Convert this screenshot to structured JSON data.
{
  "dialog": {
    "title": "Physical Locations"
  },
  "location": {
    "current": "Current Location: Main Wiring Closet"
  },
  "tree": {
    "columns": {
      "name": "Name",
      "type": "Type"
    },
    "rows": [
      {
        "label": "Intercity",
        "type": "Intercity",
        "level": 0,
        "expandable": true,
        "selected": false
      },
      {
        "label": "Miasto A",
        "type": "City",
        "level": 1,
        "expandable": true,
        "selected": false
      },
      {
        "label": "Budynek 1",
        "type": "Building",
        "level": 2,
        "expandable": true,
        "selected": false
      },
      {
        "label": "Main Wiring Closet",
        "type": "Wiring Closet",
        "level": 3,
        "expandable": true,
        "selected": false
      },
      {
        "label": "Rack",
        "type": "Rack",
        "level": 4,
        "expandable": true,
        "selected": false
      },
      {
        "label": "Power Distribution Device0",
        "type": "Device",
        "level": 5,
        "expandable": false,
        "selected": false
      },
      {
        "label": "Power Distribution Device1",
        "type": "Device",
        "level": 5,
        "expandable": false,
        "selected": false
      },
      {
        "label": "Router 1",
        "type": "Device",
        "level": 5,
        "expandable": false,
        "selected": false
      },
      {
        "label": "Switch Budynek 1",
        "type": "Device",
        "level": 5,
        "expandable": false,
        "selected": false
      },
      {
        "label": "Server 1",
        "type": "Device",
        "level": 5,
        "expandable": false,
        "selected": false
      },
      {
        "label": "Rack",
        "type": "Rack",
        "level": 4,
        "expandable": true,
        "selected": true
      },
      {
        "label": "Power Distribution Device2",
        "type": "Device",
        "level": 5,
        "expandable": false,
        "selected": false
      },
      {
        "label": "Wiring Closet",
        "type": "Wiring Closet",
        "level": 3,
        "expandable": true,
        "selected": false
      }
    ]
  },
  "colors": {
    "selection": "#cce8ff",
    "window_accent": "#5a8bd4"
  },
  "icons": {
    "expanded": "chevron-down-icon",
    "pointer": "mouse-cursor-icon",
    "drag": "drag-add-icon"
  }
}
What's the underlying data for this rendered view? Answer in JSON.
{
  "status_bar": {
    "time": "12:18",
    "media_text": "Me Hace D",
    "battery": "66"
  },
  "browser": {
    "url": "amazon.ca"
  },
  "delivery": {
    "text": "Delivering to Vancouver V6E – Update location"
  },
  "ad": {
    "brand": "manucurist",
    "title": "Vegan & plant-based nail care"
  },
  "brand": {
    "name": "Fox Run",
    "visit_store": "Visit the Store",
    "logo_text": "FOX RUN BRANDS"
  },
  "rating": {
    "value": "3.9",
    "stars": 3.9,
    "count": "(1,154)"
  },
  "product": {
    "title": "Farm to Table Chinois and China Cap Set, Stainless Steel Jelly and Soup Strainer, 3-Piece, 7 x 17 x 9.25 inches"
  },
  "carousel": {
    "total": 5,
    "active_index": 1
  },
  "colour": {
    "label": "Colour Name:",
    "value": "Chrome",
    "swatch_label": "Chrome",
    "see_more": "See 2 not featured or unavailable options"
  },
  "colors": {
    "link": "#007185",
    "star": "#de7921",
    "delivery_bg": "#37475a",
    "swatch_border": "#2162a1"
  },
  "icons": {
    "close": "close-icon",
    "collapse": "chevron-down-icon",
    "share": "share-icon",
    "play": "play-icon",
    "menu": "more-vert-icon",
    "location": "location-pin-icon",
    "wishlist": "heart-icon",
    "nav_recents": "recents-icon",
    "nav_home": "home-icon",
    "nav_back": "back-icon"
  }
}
━━━━━━
PROMPT => Identify each line in the records above containing the word "this"; copy those lines.

THE SOLUTION =>
Convert this screenshot to structured JSON data.
What's the underlying data for this rendered view? Answer in JSON.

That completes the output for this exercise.